_Written instruction_. Every entry must be duplicated precisely as written.

_Dataset rows_.

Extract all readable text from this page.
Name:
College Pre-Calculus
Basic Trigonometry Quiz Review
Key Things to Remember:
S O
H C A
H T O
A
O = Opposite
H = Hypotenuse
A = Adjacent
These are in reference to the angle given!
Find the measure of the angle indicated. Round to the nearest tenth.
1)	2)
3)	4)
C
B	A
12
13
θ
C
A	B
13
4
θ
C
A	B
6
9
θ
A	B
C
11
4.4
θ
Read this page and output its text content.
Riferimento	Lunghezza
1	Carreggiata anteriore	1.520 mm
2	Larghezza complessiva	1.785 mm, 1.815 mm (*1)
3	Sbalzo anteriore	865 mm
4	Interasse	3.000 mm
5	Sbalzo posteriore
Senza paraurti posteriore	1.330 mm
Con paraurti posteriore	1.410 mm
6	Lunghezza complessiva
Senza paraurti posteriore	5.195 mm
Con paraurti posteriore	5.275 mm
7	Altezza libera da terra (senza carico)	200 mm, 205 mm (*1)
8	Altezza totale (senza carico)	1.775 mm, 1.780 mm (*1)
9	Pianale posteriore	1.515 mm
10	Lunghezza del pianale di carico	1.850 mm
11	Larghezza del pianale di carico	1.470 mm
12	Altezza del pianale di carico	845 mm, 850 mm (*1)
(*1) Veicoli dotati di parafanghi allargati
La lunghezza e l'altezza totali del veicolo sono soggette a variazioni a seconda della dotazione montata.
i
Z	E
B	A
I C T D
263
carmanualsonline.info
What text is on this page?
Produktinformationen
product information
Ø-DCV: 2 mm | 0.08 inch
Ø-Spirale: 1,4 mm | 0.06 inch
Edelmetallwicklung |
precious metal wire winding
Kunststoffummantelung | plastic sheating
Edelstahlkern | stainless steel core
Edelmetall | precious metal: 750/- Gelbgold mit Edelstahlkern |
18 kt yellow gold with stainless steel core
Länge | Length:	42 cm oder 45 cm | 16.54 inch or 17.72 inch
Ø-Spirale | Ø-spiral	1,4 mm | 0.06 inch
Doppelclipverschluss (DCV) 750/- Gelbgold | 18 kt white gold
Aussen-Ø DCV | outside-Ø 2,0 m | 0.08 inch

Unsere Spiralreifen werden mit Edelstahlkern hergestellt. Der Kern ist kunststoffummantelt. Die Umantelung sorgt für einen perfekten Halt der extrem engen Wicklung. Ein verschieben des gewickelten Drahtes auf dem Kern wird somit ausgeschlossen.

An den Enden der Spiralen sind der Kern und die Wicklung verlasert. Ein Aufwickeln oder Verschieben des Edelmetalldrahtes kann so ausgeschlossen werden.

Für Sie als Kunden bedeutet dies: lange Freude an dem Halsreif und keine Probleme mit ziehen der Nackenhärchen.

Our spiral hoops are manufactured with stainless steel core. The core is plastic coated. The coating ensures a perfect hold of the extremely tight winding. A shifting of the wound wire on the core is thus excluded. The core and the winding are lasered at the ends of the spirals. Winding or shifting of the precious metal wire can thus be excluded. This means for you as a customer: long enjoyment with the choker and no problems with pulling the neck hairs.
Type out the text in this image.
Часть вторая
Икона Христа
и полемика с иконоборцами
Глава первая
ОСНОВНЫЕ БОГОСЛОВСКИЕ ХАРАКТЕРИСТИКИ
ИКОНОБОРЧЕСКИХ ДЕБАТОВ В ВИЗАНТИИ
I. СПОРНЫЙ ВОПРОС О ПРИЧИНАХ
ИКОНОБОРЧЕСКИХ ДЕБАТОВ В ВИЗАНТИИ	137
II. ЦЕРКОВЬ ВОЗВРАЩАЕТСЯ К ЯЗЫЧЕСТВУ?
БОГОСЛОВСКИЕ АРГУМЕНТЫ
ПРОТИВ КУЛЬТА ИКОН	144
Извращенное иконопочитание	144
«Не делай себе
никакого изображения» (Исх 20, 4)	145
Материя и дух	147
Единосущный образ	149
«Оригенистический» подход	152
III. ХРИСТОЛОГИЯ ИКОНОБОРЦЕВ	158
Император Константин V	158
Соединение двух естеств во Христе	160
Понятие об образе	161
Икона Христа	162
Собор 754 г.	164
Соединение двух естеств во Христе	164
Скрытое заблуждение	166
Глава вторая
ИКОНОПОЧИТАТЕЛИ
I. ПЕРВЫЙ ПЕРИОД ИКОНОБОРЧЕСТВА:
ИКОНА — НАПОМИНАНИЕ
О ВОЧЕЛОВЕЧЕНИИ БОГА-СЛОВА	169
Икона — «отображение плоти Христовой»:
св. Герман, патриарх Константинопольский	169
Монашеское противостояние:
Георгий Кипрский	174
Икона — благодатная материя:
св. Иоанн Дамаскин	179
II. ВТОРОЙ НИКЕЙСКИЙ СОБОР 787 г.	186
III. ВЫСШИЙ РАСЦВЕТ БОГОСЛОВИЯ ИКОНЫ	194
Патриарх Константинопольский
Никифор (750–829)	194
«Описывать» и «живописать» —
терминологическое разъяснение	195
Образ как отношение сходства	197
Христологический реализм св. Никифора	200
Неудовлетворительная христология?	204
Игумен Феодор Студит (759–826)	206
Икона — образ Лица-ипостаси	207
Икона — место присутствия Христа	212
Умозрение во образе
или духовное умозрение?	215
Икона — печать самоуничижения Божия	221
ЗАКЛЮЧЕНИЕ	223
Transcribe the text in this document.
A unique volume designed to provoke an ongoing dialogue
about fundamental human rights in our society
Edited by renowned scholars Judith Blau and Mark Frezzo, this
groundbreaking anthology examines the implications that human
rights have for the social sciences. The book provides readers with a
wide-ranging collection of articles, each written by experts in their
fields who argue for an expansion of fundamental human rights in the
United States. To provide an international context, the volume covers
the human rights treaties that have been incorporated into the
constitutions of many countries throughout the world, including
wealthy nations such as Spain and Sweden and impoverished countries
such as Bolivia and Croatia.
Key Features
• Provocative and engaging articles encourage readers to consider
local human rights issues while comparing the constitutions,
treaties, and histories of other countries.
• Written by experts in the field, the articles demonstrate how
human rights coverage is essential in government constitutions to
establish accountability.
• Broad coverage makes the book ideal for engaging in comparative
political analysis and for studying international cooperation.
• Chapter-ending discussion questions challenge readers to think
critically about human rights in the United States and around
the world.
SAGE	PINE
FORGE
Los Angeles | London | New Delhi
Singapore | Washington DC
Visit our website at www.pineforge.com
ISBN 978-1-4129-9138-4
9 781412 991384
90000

_Solution to the problem_.
Extract all readable text from this page.
Name:
College Pre-Calculus
Basic Trigonometry Quiz Review
Key Things to Remember:
S O
H C A
H T O
A
O = Opposite
H = Hypotenuse
A = Adjacent
These are in reference to the angle given!
Find the measure of the angle indicated. Round to the nearest tenth.
1)	2)
3)	4)
C
B	A
12
13
θ
C
A	B
13
4
θ
C
A	B
6
9
θ
A	B
C
11
4.4
θ
Read this page and output its text content.
Riferimento	Lunghezza
1	Carreggiata anteriore	1.520 mm
2	Larghezza complessiva	1.785 mm, 1.815 mm (*1)
3	Sbalzo anteriore	865 mm
4	Interasse	3.000 mm
5	Sbalzo posteriore
Senza paraurti posteriore	1.330 mm
Con paraurti posteriore	1.410 mm
6	Lunghezza complessiva
Senza paraurti posteriore	5.195 mm
Con paraurti posteriore	5.275 mm
7	Altezza libera da terra (senza carico)	200 mm, 205 mm (*1)
8	Altezza totale (senza carico)	1.775 mm, 1.780 mm (*1)
9	Pianale posteriore	1.515 mm
10	Lunghezza del pianale di carico	1.850 mm
11	Larghezza del pianale di carico	1.470 mm
12	Altezza del pianale di carico	845 mm, 850 mm (*1)
(*1) Veicoli dotati di parafanghi allargati
La lunghezza e l'altezza totali del veicolo sono soggette a variazioni a seconda della dotazione montata.
i
Z	E
B	A
I C T D
263
carmanualsonline.info
What text is on this page?
Produktinformationen
product information
Ø-DCV: 2 mm | 0.08 inch
Ø-Spirale: 1,4 mm | 0.06 inch
Edelmetallwicklung |
precious metal wire winding
Kunststoffummantelung | plastic sheating
Edelstahlkern | stainless steel core
Edelmetall | precious metal: 750/- Gelbgold mit Edelstahlkern |
18 kt yellow gold with stainless steel core
Länge | Length:	42 cm oder 45 cm | 16.54 inch or 17.72 inch
Ø-Spirale | Ø-spiral	1,4 mm | 0.06 inch
Doppelclipverschluss (DCV) 750/- Gelbgold | 18 kt white gold
Aussen-Ø DCV | outside-Ø 2,0 m | 0.08 inch

Unsere Spiralreifen werden mit Edelstahlkern hergestellt. Der Kern ist kunststoffummantelt. Die Umantelung sorgt für einen perfekten Halt der extrem engen Wicklung. Ein verschieben des gewickelten Drahtes auf dem Kern wird somit ausgeschlossen.

An den Enden der Spiralen sind der Kern und die Wicklung verlasert. Ein Aufwickeln oder Verschieben des Edelmetalldrahtes kann so ausgeschlossen werden.

Für Sie als Kunden bedeutet dies: lange Freude an dem Halsreif und keine Probleme mit ziehen der Nackenhärchen.

Our spiral hoops are manufactured with stainless steel core. The core is plastic coated. The coating ensures a perfect hold of the extremely tight winding. A shifting of the wound wire on the core is thus excluded. The core and the winding are lasered at the ends of the spirals. Winding or shifting of the precious metal wire can thus be excluded. This means for you as a customer: long enjoyment with the choker and no problems with pulling the neck hairs.
Type out the text in this image.
Часть вторая
Икона Христа
и полемика с иконоборцами
Глава первая
ОСНОВНЫЕ БОГОСЛОВСКИЕ ХАРАКТЕРИСТИКИ
ИКОНОБОРЧЕСКИХ ДЕБАТОВ В ВИЗАНТИИ
I. СПОРНЫЙ ВОПРОС О ПРИЧИНАХ
ИКОНОБОРЧЕСКИХ ДЕБАТОВ В ВИЗАНТИИ	137
II. ЦЕРКОВЬ ВОЗВРАЩАЕТСЯ К ЯЗЫЧЕСТВУ?
БОГОСЛОВСКИЕ АРГУМЕНТЫ
ПРОТИВ КУЛЬТА ИКОН	144
Извращенное иконопочитание	144
«Не делай себе
никакого изображения» (Исх 20, 4)	145
Материя и дух	147
Единосущный образ	149
«Оригенистический» подход	152
III. ХРИСТОЛОГИЯ ИКОНОБОРЦЕВ	158
Император Константин V	158
Соединение двух естеств во Христе	160
Понятие об образе	161
Икона Христа	162
Собор 754 г.	164
Соединение двух естеств во Христе	164
Скрытое заблуждение	166
Глава вторая
ИКОНОПОЧИТАТЕЛИ
I. ПЕРВЫЙ ПЕРИОД ИКОНОБОРЧЕСТВА:
ИКОНА — НАПОМИНАНИЕ
О ВОЧЕЛОВЕЧЕНИИ БОГА-СЛОВА	169
Икона — «отображение плоти Христовой»:
св. Герман, патриарх Константинопольский	169
Монашеское противостояние:
Георгий Кипрский	174
Икона — благодатная материя:
св. Иоанн Дамаскин	179
II. ВТОРОЙ НИКЕЙСКИЙ СОБОР 787 г.	186
III. ВЫСШИЙ РАСЦВЕТ БОГОСЛОВИЯ ИКОНЫ	194
Патриарх Константинопольский
Никифор (750–829)	194
«Описывать» и «живописать» —
терминологическое разъяснение	195
Образ как отношение сходства	197
Христологический реализм св. Никифора	200
Неудовлетворительная христология?	204
Игумен Феодор Студит (759–826)	206
Икона — образ Лица-ипостаси	207
Икона — место присутствия Христа	212
Умозрение во образе
или духовное умозрение?	215
Икона — печать самоуничижения Божия	221
ЗАКЛЮЧЕНИЕ	223
Transcribe the text in this document.
A unique volume designed to provoke an ongoing dialogue
about fundamental human rights in our society
Edited by renowned scholars Judith Blau and Mark Frezzo, this
groundbreaking anthology examines the implications that human
rights have for the social sciences. The book provides readers with a
wide-ranging collection of articles, each written by experts in their
fields who argue for an expansion of fundamental human rights in the
United States. To provide an international context, the volume covers
the human rights treaties that have been incorporated into the
constitutions of many countries throughout the world, including
wealthy nations such as Spain and Sweden and impoverished countries
such as Bolivia and Croatia.
Key Features
• Provocative and engaging articles encourage readers to consider
local human rights issues while comparing the constitutions,
treaties, and histories of other countries.
• Written by experts in the field, the articles demonstrate how
human rights coverage is essential in government constitutions to
establish accountability.
• Broad coverage makes the book ideal for engaging in comparative
political analysis and for studying international cooperation.
• Chapter-ending discussion questions challenge readers to think
critically about human rights in the United States and around
the world.
SAGE	PINE
FORGE
Los Angeles | London | New Delhi
Singapore | Washington DC
Visit our website at www.pineforge.com
ISBN 978-1-4129-9138-4
9 781412 991384
90000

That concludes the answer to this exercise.